» Given information:
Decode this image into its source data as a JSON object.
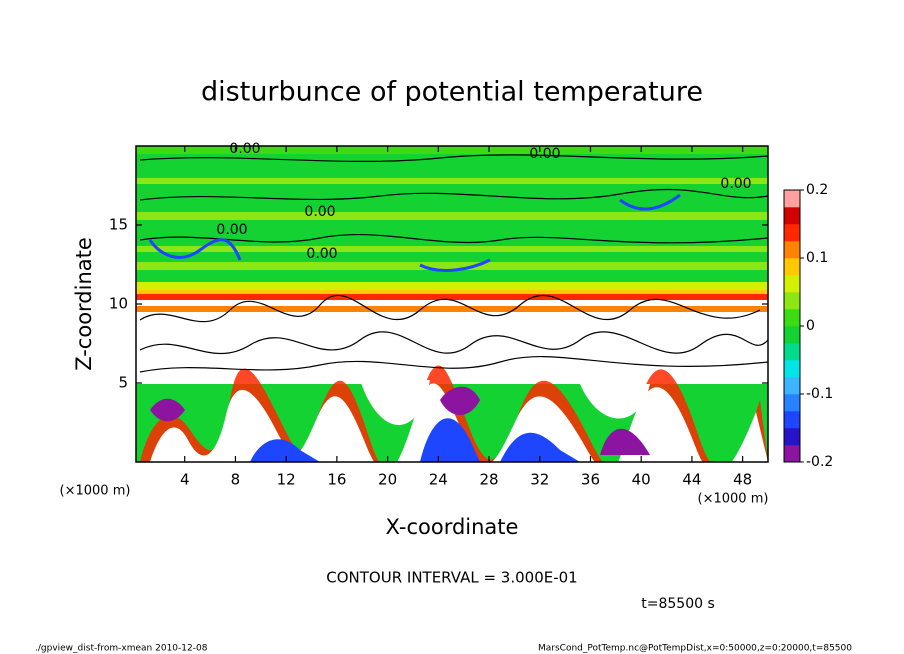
{
  "chart_data": {
    "type": "contour",
    "title": "disturbunce of potential temperature",
    "x_label": "X-coordinate",
    "y_label": "Z-coordinate",
    "x_unit": "(×1000 m)",
    "y_unit": "(×1000 m)",
    "xlim": [
      0,
      50
    ],
    "xticks": [
      4,
      8,
      12,
      16,
      20,
      24,
      28,
      32,
      36,
      40,
      44,
      48
    ],
    "ylim": [
      0,
      20
    ],
    "yticks": [
      5,
      10,
      15
    ],
    "colorbar": {
      "lim": [
        -0.2,
        0.2
      ],
      "ticks": [
        -0.2,
        -0.1,
        0,
        0.1,
        0.2
      ],
      "colors": [
        "#8c14a0",
        "#2814c8",
        "#1e46ff",
        "#2882ff",
        "#3cb4ff",
        "#00e6e6",
        "#00dc8c",
        "#14d232",
        "#3cdc14",
        "#8ce614",
        "#d2f000",
        "#ffc800",
        "#ff8200",
        "#ff2800",
        "#d20000",
        "#ffa0a0"
      ]
    },
    "contour_label": "0.00",
    "contour_interval": "CONTOUR INTERVAL = 3.000E-01",
    "time": "t=85500 s",
    "footer_left": "./gpview_dist-from-xmean  2010-12-08",
    "footer_right": "MarsCond_PotTemp.nc@PotTempDist,x=0:50000,z=0:20000,t=85500"
  }
}
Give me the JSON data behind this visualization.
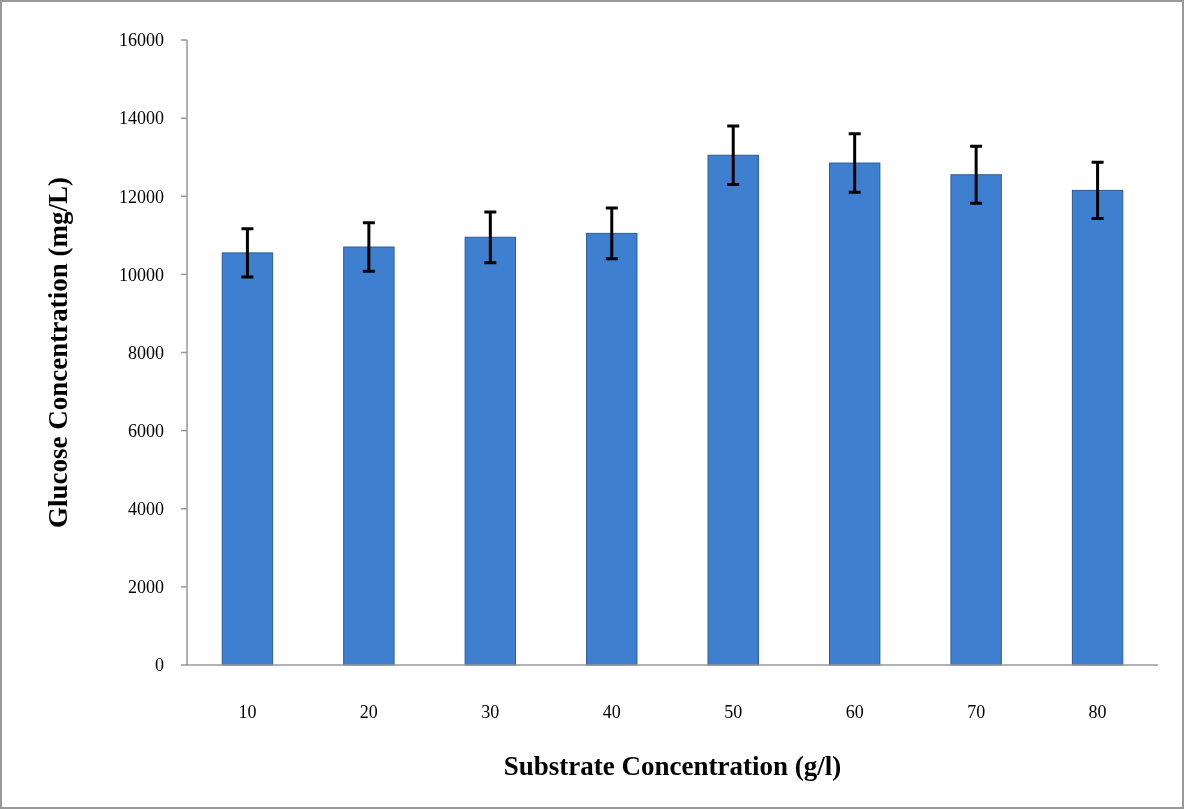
{
  "chart_data": {
    "type": "bar",
    "xlabel": "Substrate Concentration (g/l)",
    "ylabel": "Glucose Concentration (mg/L)",
    "categories": [
      "10",
      "20",
      "30",
      "40",
      "50",
      "60",
      "70",
      "80"
    ],
    "values": [
      10550,
      10700,
      10950,
      11050,
      13050,
      12850,
      12550,
      12150
    ],
    "errors": [
      620,
      620,
      650,
      650,
      750,
      750,
      730,
      720
    ],
    "color": "#3f7fd0",
    "ylim": [
      0,
      16000
    ],
    "yticks": [
      0,
      2000,
      4000,
      6000,
      8000,
      10000,
      12000,
      14000,
      16000
    ]
  }
}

» To be done: Excluding the pictures, reproduce every entry exactly as given.

» The solution:
Decode this image into its source data as a JSON object.
{
  "chart_data": {
    "type": "contour",
    "title": "disturbunce of potential temperature",
    "x_label": "X-coordinate",
    "y_label": "Z-coordinate",
    "x_unit": "(×1000 m)",
    "y_unit": "(×1000 m)",
    "xlim": [
      0,
      50
    ],
    "xticks": [
      4,
      8,
      12,
      16,
      20,
      24,
      28,
      32,
      36,
      40,
      44,
      48
    ],
    "ylim": [
      0,
      20
    ],
    "yticks": [
      5,
      10,
      15
    ],
    "colorbar": {
      "lim": [
        -0.2,
        0.2
      ],
      "ticks": [
        -0.2,
        -0.1,
        0,
        0.1,
        0.2
      ],
      "colors": [
        "#8c14a0",
        "#2814c8",
        "#1e46ff",
        "#2882ff",
        "#3cb4ff",
        "#00e6e6",
        "#00dc8c",
        "#14d232",
        "#3cdc14",
        "#8ce614",
        "#d2f000",
        "#ffc800",
        "#ff8200",
        "#ff2800",
        "#d20000",
        "#ffa0a0"
      ]
    },
    "contour_label": "0.00",
    "contour_interval": "CONTOUR INTERVAL = 3.000E-01",
    "time": "t=85500 s",
    "footer_left": "./gpview_dist-from-xmean  2010-12-08",
    "footer_right": "MarsCond_PotTemp.nc@PotTempDist,x=0:50000,z=0:20000,t=85500"
  }
}
Give me the JSON data behind this visualization.
{
  "chart_data": {
    "type": "bar",
    "xlabel": "Substrate Concentration (g/l)",
    "ylabel": "Glucose Concentration (mg/L)",
    "categories": [
      "10",
      "20",
      "30",
      "40",
      "50",
      "60",
      "70",
      "80"
    ],
    "values": [
      10550,
      10700,
      10950,
      11050,
      13050,
      12850,
      12550,
      12150
    ],
    "errors": [
      620,
      620,
      650,
      650,
      750,
      750,
      730,
      720
    ],
    "color": "#3f7fd0",
    "ylim": [
      0,
      16000
    ],
    "yticks": [
      0,
      2000,
      4000,
      6000,
      8000,
      10000,
      12000,
      14000,
      16000
    ]
  }
}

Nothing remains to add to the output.